►

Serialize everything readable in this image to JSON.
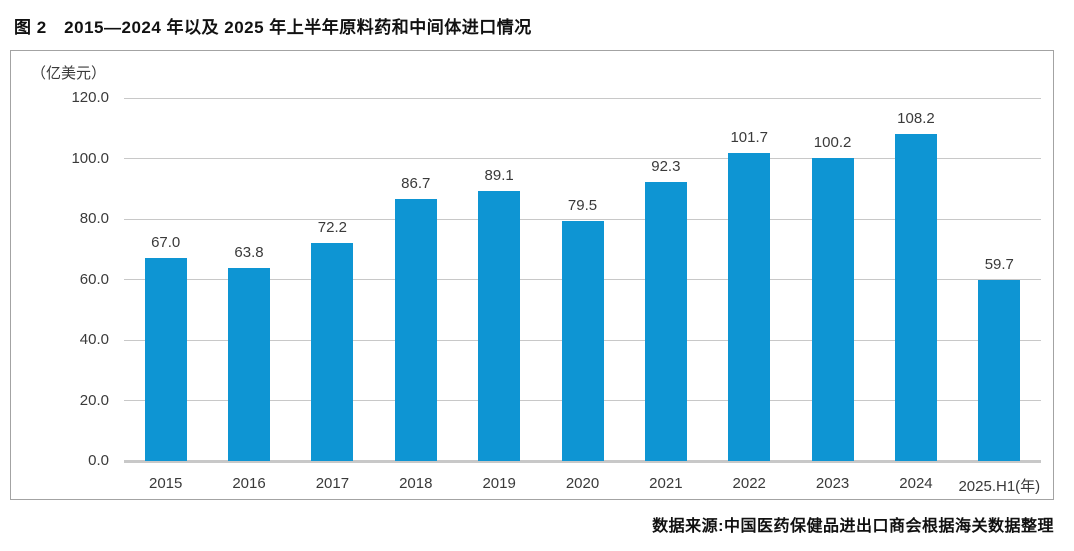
{
  "figure": {
    "title": "图 2　2015—2024 年以及 2025 年上半年原料药和中间体进口情况",
    "source": "数据来源:中国医药保健品进出口商会根据海关数据整理"
  },
  "chart_data": {
    "type": "bar",
    "title": "2015—2024 年以及 2025 年上半年原料药和中间体进口情况",
    "unit_label": "（亿美元）",
    "categories": [
      "2015",
      "2016",
      "2017",
      "2018",
      "2019",
      "2020",
      "2021",
      "2022",
      "2023",
      "2024",
      "2025.H1(年)"
    ],
    "values": [
      67.0,
      63.8,
      72.2,
      86.7,
      89.1,
      79.5,
      92.3,
      101.7,
      100.2,
      108.2,
      59.7
    ],
    "ylabel": "亿美元",
    "xlabel": "年",
    "ylim": [
      0,
      120
    ],
    "ytick_step": 20,
    "yticks": [
      "0.0",
      "20.0",
      "40.0",
      "60.0",
      "80.0",
      "100.0",
      "120.0"
    ],
    "grid": true,
    "legend_position": "none"
  },
  "colors": {
    "bar": "#0e95d3",
    "gridline": "#c8c8c8",
    "zero_line": "#c8c8c8",
    "box_border": "#a3a3a3",
    "label_text": "#3a3a3a",
    "title_text": "#111111"
  }
}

◄

### [THE EXERCISE]
Each line of the material that holds the string "年上半年原料药和中间体进口情况" counts once; give the total alone.

### [RESPONSE]
2